** start **

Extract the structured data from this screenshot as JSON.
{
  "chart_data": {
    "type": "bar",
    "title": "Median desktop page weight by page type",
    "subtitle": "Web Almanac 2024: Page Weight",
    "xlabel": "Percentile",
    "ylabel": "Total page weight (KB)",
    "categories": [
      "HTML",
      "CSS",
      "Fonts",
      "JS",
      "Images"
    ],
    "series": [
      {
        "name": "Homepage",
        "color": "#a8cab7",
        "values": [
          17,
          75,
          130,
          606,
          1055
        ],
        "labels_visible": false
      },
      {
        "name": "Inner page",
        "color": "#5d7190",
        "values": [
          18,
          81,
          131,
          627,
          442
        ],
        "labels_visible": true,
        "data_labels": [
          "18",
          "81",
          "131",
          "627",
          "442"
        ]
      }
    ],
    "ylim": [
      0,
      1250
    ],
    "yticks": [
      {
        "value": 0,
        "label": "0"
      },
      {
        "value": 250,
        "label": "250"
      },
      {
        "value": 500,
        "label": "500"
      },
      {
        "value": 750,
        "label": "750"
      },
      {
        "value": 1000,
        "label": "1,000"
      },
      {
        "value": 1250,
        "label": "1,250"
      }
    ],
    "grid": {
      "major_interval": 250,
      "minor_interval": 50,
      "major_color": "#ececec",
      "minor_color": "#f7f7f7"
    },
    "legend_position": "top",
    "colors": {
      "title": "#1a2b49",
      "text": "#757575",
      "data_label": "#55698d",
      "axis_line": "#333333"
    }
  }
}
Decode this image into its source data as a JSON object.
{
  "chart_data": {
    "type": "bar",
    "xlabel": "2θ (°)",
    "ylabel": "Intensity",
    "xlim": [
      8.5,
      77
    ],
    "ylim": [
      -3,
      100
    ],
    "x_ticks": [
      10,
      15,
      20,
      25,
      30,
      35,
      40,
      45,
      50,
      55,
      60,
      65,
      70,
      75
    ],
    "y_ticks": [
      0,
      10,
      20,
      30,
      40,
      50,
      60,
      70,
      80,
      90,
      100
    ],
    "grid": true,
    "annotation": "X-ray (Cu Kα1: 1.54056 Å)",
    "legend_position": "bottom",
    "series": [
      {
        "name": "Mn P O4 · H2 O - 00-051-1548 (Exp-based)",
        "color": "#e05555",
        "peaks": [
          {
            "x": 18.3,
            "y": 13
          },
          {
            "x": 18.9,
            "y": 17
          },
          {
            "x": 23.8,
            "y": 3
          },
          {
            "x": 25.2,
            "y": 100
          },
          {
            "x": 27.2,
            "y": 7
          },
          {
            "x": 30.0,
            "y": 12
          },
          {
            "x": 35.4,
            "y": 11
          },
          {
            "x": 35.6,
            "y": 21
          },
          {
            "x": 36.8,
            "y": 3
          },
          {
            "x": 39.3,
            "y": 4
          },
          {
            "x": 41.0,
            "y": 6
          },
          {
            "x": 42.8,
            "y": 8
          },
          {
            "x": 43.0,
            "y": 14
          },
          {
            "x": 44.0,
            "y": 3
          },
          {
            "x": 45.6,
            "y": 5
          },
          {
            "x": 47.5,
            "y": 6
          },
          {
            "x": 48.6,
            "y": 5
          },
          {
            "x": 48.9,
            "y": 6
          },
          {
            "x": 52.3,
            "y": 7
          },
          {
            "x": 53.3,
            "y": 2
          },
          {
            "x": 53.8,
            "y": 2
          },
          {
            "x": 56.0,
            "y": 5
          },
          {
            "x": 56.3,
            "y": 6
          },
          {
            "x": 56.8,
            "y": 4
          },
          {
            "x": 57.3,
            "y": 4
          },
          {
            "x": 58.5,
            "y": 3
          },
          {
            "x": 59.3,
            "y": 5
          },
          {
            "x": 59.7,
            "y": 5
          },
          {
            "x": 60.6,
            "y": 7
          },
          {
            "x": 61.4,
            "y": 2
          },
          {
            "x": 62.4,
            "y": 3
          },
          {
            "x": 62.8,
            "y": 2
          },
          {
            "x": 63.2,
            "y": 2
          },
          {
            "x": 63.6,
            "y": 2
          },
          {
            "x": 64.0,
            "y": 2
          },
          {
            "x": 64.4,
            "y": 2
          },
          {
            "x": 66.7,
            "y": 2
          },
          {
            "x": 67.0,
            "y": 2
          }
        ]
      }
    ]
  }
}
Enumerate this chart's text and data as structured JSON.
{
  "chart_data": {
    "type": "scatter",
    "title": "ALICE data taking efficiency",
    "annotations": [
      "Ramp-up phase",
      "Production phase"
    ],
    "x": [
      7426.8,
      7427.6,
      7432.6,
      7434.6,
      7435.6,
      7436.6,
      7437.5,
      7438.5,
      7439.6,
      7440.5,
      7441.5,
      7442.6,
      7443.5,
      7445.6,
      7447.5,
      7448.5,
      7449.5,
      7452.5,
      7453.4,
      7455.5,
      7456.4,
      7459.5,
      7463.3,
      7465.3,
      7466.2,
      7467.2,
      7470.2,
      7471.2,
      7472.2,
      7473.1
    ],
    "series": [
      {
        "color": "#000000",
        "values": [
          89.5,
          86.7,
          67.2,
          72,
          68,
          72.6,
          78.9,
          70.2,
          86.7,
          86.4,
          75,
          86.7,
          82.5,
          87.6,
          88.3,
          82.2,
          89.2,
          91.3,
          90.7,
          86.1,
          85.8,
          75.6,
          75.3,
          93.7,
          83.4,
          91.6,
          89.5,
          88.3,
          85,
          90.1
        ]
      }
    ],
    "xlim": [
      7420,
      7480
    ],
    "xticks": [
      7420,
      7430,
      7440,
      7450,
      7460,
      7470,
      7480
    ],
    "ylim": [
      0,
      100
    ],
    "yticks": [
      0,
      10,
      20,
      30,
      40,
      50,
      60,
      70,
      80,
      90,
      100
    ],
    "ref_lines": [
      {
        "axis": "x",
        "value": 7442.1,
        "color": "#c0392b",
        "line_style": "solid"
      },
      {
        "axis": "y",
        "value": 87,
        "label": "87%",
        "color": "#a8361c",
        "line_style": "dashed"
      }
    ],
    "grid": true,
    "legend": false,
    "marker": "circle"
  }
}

** end **

Look through the listing above. Pick out each line with "structured" and copy it.

Extract the structured data from this screenshot as JSON.
Enumerate this chart's text and data as structured JSON.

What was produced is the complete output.